# Basic Feature Engineering

In [1]:
import numpy as np
import pandas as pd

In [2]:
df = pd.read_csv('input/train.csv')
df['question2'] = df['question2'].fillna('')
df.head()

Unnamed: 0,id,qid1,qid2,question1,question2,is_duplicate
0,0,1,2,What is the step by step guide to invest in sh...,What is the step by step guide to invest in sh...,0
1,1,3,4,What is the story of Kohinoor (Koh-i-Noor) Dia...,What would happen if the Indian government sto...,0
2,2,5,6,How can I increase the speed of my internet co...,How can Internet speed be increased by hacking...,0
3,3,7,8,Why am I mentally very lonely? How can I solve...,Find the remainder when [math]23^{24}[/math] i...,0
4,4,9,10,"Which one dissolve in water quikly sugar, salt...",Which fish would survive in salt water?,0


## Text Cleaning
- **substitute_thousands** : 10k -> 10000
- **eng_pos_tagger** : Which -> Which/JJ
- **text_cleaning** : remove stop words, stemming words

In [3]:
from nltk import pos_tag
from nltk.corpus import stopwords
from nltk.stem import SnowballStemmer
from string import punctuation
import re

In [4]:
def substitute_thousands(text):
    matches = re.finditer(r'[0-9]+(?P<thousands>\s{0,2}k\b)', text, flags=re.I)

Things to do.
a: In the feature engineering notebook, copy the passage that starts at the words "# Basic Feature" and ends after "df['question2'] = df['question2'].fillna('')".
b: Condense the bulleted passage under "Text Cleaning" in the feature engineering notebook, the one beginning "substitute_thousands", into a single sentence that keeps every step and its effect.

Data segment.
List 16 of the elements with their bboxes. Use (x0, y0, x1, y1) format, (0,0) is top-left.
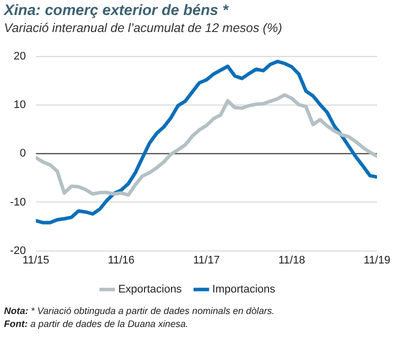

Outputs in order.
a:
# Basic Feature Engineering

In [1]:
import numpy as np
import pandas as pd

In [2]:
df = pd.read_csv('input/train.csv')
df['question2'] = df['question2'].fillna('')

b: Text cleaning uses substitute_thousands to turn 10k into 10000, eng_pos_tagger to tag words (Which -> Which/JJ), and text_cleaning to remove stop words and stem words.